_Task objective_
Consider the records below. How many of their lines include the word "sent"? State the number and nothing else.

==============================

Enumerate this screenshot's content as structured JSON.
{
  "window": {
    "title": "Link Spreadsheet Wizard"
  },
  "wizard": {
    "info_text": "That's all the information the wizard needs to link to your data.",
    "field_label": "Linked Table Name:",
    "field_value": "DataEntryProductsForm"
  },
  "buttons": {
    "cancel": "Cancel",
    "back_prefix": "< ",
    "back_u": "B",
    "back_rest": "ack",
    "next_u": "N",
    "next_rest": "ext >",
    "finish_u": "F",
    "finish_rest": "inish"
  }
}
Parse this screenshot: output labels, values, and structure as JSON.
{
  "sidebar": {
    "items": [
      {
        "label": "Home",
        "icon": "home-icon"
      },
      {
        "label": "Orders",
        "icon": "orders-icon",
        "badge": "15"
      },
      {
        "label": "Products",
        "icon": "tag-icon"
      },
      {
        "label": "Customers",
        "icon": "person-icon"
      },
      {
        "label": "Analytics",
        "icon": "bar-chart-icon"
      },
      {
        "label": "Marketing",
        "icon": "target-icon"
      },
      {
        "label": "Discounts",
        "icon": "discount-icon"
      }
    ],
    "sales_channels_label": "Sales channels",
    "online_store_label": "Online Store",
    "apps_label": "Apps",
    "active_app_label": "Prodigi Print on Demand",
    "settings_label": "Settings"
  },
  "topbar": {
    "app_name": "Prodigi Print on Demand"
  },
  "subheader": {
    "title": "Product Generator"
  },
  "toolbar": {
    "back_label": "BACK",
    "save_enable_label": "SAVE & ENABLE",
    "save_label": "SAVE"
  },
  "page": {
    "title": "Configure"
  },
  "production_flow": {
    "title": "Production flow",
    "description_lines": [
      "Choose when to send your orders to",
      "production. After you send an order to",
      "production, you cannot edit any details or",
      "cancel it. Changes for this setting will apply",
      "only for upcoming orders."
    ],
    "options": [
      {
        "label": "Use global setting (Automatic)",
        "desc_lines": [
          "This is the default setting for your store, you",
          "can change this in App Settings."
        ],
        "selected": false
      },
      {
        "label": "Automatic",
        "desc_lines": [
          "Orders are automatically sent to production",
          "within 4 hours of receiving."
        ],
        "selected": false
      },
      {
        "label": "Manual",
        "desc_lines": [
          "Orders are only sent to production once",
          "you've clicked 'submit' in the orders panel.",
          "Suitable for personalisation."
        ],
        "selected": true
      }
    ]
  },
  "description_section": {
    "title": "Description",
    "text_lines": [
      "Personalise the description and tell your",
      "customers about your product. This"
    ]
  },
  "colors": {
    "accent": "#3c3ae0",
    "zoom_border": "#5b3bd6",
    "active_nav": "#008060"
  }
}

==============================

_Answer for the task_
2